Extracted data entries
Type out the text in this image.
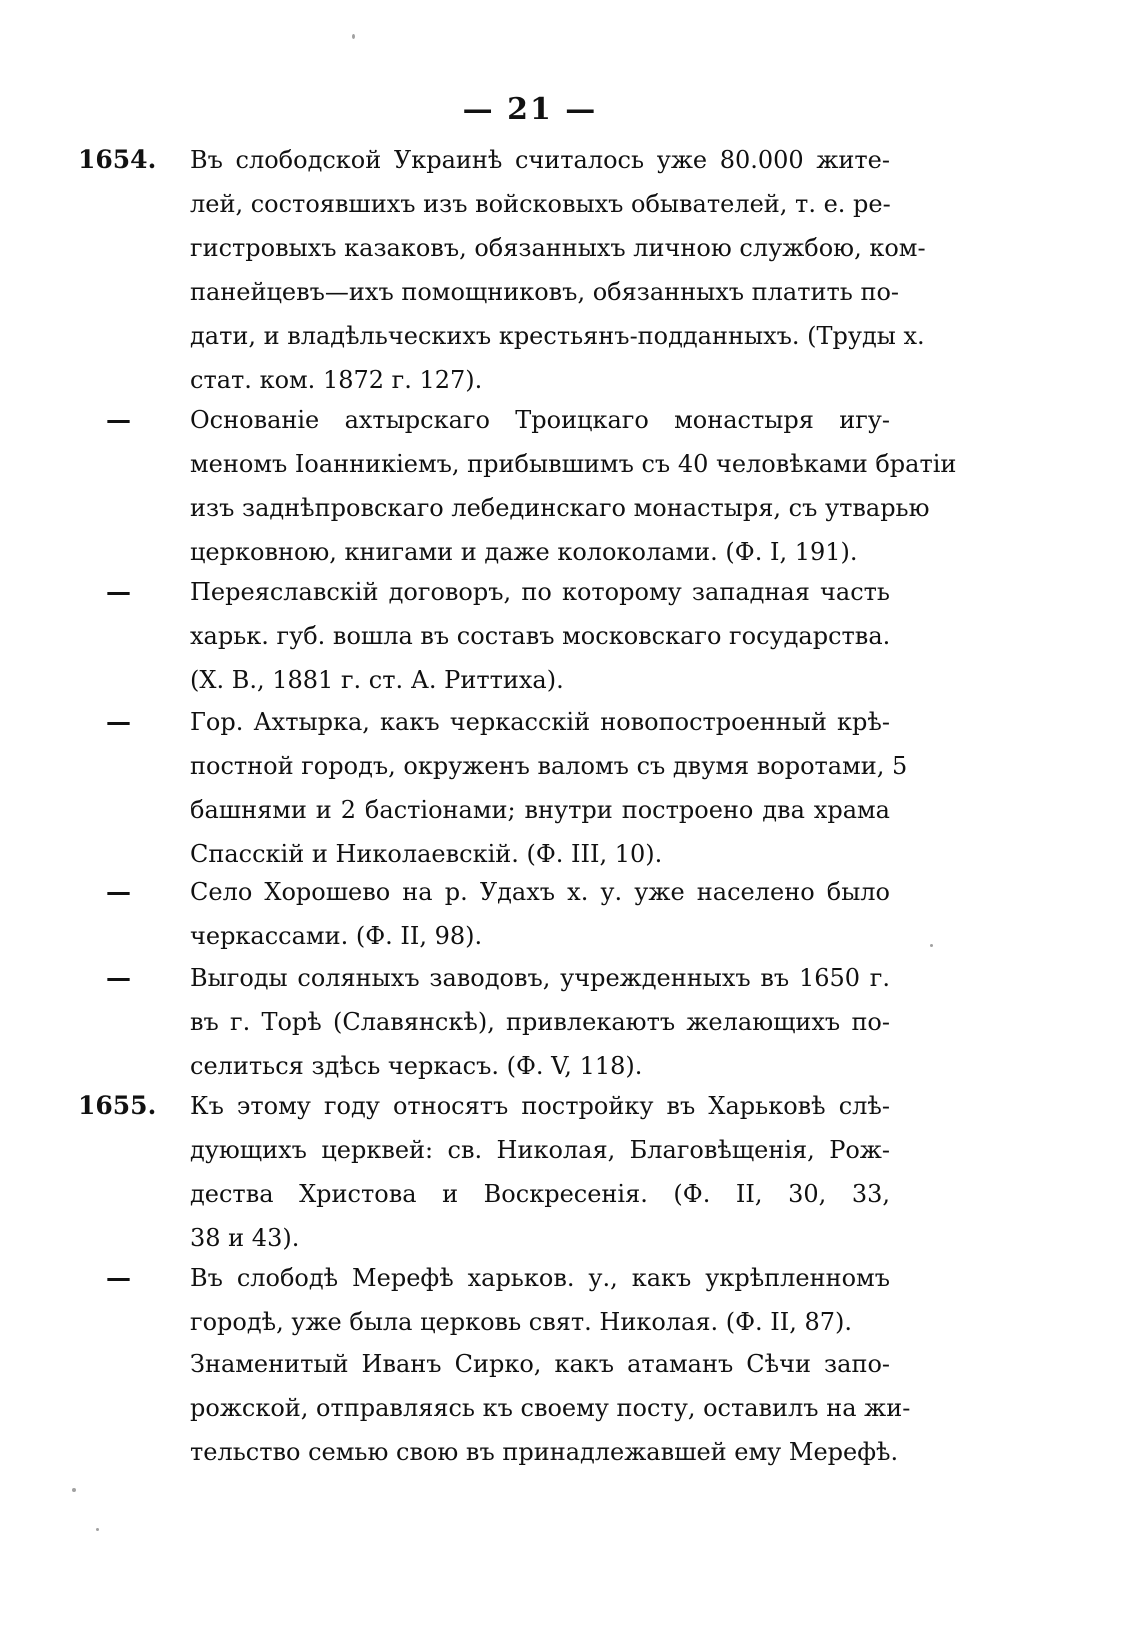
— 21 —
1654.	Въ слободской Украинѣ считалось уже 80.000 жите-
лей, состоявшихъ изъ войсковыхъ обывателей, т. е. ре-
гистровыхъ казаковъ, обязанныхъ личною службою, ком-
панейцевъ—ихъ помощниковъ, обязанныхъ платить по-
дати, и владѣльческихъ крестьянъ-подданныхъ. (Труды х.
стат. ком. 1872 г. 127).
—	Основаніе ахтырскаго Троицкаго монастыря игу-
меномъ Іоанникіемъ, прибывшимъ съ 40 человѣками братіи
изъ заднѣпровскаго лебединскаго монастыря, съ утварью
церковною, книгами и даже колоколами. (Ф. I, 191).
—	Переяславскій договоръ, по которому западная часть
харьк. губ. вошла въ составъ московскаго государства.
(Х. В., 1881 г. ст. А. Риттиха).
—	Гор. Ахтырка, какъ черкасскій новопостроенный крѣ-
постной городъ, окруженъ валомъ съ двумя воротами, 5
башнями и 2 бастіонами; внутри построено два храма
Спасскій и Николаевскій. (Ф. III, 10).
—	Село Хорошево на р. Удахъ х. у. уже населено было
черкассами. (Ф. II, 98).
—	Выгоды соляныхъ заводовъ, учрежденныхъ въ 1650 г.
въ г. Торѣ (Славянскѣ), привлекаютъ желающихъ по-
селиться здѣсь черкасъ. (Ф. V, 118).
1655.	Къ этому году относятъ постройку въ Харьковѣ слѣ-
дующихъ церквей: св. Николая, Благовѣщенія, Рож-
дества Христова и Воскресенія. (Ф. II, 30, 33,
38 и 43).
—	Въ слободѣ Мерефѣ харьков. у., какъ укрѣпленномъ
городѣ, уже была церковь свят. Николая. (Ф. II, 87).
Знаменитый Иванъ Сирко, какъ атаманъ Сѣчи запо-
рожской, отправляясь къ своему посту, оставилъ на жи-
тельство семью свою въ принадлежавшей ему Мерефѣ.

■ **TASK TO COMPLETE**:
Omit the pictures and restate the rest of the records verbatim.

■ **OUTPUT BELOW**:
Type out the text in this image.
— 21 —
1654.	Въ слободской Украинѣ считалось уже 80.000 жите-
лей, состоявшихъ изъ войсковыхъ обывателей, т. е. ре-
гистровыхъ казаковъ, обязанныхъ личною службою, ком-
панейцевъ—ихъ помощниковъ, обязанныхъ платить по-
дати, и владѣльческихъ крестьянъ-подданныхъ. (Труды х.
стат. ком. 1872 г. 127).
—	Основаніе ахтырскаго Троицкаго монастыря игу-
меномъ Іоанникіемъ, прибывшимъ съ 40 человѣками братіи
изъ заднѣпровскаго лебединскаго монастыря, съ утварью
церковною, книгами и даже колоколами. (Ф. I, 191).
—	Переяславскій договоръ, по которому западная часть
харьк. губ. вошла въ составъ московскаго государства.
(Х. В., 1881 г. ст. А. Риттиха).
—	Гор. Ахтырка, какъ черкасскій новопостроенный крѣ-
постной городъ, окруженъ валомъ съ двумя воротами, 5
башнями и 2 бастіонами; внутри построено два храма
Спасскій и Николаевскій. (Ф. III, 10).
—	Село Хорошево на р. Удахъ х. у. уже населено было
черкассами. (Ф. II, 98).
—	Выгоды соляныхъ заводовъ, учрежденныхъ въ 1650 г.
въ г. Торѣ (Славянскѣ), привлекаютъ желающихъ по-
селиться здѣсь черкасъ. (Ф. V, 118).
1655.	Къ этому году относятъ постройку въ Харьковѣ слѣ-
дующихъ церквей: св. Николая, Благовѣщенія, Рож-
дества Христова и Воскресенія. (Ф. II, 30, 33,
38 и 43).
—	Въ слободѣ Мерефѣ харьков. у., какъ укрѣпленномъ
городѣ, уже была церковь свят. Николая. (Ф. II, 87).
Знаменитый Иванъ Сирко, какъ атаманъ Сѣчи запо-
рожской, отправляясь къ своему посту, оставилъ на жи-
тельство семью свою въ принадлежавшей ему Мерефѣ.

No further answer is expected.